(Stored data)
──────────────────────────────

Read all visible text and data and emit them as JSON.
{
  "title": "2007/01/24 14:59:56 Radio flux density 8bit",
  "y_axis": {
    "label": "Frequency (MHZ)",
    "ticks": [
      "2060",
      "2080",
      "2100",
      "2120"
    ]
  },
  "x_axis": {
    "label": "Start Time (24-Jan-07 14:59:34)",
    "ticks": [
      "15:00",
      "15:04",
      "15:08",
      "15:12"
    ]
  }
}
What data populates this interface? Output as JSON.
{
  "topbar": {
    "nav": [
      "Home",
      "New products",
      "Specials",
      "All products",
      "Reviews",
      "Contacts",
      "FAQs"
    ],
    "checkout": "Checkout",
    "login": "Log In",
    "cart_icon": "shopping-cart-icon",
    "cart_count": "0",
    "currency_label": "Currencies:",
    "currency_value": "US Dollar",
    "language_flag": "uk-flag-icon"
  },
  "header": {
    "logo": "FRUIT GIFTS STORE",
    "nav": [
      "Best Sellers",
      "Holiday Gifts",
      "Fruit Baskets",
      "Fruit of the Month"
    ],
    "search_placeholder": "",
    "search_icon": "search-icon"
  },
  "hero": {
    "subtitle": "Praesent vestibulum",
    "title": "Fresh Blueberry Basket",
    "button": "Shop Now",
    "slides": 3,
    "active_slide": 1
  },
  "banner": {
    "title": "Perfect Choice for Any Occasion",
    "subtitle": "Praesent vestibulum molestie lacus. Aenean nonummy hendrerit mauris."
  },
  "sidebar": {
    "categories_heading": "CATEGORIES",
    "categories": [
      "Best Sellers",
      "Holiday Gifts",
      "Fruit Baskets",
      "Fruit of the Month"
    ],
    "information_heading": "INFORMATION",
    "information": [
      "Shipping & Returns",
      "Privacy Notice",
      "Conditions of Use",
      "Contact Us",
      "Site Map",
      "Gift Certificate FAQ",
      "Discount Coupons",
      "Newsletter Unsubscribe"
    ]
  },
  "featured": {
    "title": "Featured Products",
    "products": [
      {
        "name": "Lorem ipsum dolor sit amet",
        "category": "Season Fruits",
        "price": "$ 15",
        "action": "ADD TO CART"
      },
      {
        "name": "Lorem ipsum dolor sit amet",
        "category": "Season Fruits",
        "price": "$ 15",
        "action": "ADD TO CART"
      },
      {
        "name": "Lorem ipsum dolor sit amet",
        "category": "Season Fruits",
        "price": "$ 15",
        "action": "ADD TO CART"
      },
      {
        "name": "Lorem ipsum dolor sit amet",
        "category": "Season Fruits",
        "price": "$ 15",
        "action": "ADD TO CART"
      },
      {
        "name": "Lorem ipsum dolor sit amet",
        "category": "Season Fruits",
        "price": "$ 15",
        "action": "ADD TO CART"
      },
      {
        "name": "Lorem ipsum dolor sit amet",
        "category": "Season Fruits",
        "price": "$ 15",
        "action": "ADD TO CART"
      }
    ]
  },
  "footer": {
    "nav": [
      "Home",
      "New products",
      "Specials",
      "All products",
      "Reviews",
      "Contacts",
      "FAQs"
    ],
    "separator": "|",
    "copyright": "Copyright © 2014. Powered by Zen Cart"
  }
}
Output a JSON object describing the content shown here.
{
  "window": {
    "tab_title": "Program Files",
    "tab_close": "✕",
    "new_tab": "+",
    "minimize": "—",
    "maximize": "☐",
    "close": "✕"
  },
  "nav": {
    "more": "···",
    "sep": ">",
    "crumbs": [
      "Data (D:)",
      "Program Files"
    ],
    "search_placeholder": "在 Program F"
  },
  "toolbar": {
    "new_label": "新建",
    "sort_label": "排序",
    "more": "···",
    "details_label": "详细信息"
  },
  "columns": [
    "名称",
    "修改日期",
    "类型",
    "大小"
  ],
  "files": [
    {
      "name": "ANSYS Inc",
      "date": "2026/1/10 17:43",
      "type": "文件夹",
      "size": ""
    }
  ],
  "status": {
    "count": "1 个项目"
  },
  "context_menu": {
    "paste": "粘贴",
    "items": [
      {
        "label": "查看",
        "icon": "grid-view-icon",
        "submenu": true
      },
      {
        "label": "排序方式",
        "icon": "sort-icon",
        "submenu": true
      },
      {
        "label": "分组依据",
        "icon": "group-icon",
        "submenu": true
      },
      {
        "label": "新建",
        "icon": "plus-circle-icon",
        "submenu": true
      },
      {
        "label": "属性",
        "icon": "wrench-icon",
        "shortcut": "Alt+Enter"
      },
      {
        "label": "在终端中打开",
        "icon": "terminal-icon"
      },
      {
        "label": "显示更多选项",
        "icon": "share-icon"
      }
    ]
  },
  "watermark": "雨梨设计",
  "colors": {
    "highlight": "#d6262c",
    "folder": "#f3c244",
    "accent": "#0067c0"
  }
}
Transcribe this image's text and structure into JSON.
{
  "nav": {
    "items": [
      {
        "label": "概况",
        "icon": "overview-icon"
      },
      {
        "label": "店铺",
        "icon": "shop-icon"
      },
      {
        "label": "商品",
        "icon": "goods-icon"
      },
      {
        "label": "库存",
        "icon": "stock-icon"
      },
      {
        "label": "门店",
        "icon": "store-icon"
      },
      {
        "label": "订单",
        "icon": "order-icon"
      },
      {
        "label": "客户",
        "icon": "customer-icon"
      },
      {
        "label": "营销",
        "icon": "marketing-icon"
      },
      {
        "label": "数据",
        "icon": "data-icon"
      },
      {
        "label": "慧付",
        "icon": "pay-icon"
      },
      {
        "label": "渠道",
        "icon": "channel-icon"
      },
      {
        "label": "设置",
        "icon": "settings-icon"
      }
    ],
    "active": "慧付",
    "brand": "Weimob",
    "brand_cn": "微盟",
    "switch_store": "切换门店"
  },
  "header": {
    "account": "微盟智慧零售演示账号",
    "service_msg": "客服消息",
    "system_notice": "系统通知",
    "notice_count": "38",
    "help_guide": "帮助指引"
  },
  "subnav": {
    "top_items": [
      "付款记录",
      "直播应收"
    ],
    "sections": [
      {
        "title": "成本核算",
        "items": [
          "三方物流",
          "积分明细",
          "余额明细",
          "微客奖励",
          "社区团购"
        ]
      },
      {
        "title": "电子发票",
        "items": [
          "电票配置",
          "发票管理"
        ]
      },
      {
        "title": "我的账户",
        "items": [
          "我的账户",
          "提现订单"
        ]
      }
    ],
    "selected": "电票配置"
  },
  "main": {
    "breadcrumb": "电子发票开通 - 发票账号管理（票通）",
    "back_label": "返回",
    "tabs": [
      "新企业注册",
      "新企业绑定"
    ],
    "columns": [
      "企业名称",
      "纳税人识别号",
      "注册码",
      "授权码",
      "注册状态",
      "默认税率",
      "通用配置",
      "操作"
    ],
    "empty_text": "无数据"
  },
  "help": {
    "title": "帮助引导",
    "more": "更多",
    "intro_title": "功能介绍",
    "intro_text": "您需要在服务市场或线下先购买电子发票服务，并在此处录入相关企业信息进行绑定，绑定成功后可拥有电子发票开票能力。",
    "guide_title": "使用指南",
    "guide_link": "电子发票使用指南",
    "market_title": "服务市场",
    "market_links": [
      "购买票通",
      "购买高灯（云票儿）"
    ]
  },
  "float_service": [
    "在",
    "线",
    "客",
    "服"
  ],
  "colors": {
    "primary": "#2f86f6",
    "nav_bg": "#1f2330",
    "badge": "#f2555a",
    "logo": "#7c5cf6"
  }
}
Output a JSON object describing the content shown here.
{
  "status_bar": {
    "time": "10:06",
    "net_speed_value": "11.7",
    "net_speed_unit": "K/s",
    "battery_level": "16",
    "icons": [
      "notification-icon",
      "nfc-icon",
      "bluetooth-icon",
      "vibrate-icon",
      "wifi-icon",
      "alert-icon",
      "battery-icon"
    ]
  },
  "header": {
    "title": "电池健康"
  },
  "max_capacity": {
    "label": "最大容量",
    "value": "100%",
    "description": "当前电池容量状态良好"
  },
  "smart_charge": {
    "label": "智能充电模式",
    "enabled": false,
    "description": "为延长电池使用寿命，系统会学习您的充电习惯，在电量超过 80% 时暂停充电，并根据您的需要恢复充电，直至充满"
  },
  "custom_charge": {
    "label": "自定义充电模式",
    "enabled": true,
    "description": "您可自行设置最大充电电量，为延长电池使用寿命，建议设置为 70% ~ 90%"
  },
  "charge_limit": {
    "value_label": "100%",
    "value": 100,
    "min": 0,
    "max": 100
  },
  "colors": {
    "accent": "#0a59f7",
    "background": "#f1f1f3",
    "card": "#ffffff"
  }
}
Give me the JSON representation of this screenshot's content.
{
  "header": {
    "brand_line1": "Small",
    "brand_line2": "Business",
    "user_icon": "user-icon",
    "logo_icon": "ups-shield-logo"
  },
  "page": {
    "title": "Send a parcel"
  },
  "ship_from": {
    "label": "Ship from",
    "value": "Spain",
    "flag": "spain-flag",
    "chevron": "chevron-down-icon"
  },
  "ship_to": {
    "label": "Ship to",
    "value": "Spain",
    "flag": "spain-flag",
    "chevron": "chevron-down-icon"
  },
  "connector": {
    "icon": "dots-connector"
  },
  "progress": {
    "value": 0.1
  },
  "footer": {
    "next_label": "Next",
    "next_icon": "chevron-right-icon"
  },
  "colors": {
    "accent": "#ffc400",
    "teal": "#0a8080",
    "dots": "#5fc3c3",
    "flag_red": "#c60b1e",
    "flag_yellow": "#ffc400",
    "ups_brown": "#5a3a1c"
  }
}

──────────────────────────────

● **What needs to be done**:
Go through the records and gather the lines that hold "Praesent".

● **Correct output**:
    "subtitle": "Praesent vestibulum",
    "subtitle": "Praesent vestibulum molestie lacus. Aenean nonummy hendrerit mauris."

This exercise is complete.